[Collected data]
* begin *
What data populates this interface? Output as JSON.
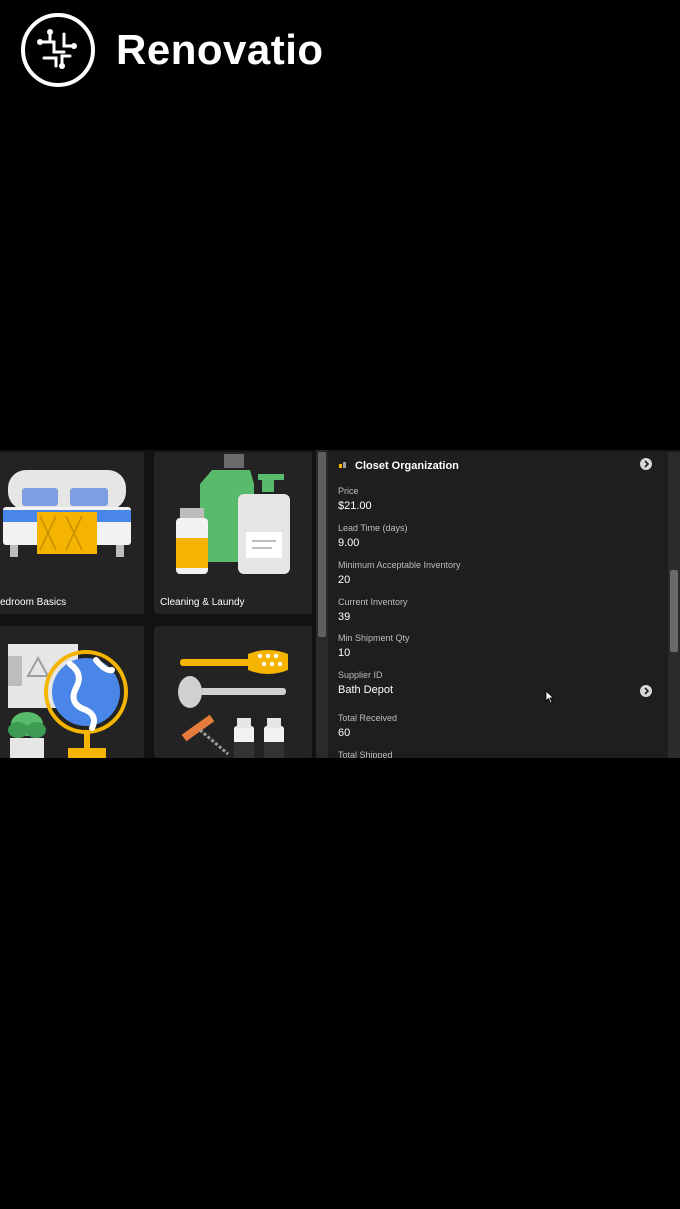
{
  "brand": {
    "name": "Renovatio"
  },
  "categories": [
    {
      "label": "edroom Basics"
    },
    {
      "label": "Cleaning & Laundy"
    },
    {
      "label": ""
    },
    {
      "label": ""
    }
  ],
  "detail": {
    "title": "Closet Organization",
    "fields": [
      {
        "label": "Price",
        "value": "$21.00"
      },
      {
        "label": "Lead Time (days)",
        "value": "9.00"
      },
      {
        "label": "Minimum Acceptable Inventory",
        "value": "20"
      },
      {
        "label": "Current Inventory",
        "value": "39"
      },
      {
        "label": "Min Shipment Qty",
        "value": "10"
      },
      {
        "label": "Supplier ID",
        "value": "Bath Depot"
      },
      {
        "label": "Total Received",
        "value": "60"
      },
      {
        "label": "Total Shipped",
        "value": ""
      }
    ]
  },
  "colors": {
    "background": "#000000",
    "panel": "#1e1e1e",
    "tile": "#232323",
    "accent_yellow": "#f4b400",
    "accent_blue": "#4a86e8",
    "accent_green": "#5cb85c"
  }
}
* end *
— EXERCISE —
Where a line of the material above holds the string "Inventory", copy that line.

— EXPECTED OUTPUT —
        "label": "Minimum Acceptable Inventory",
        "label": "Current Inventory",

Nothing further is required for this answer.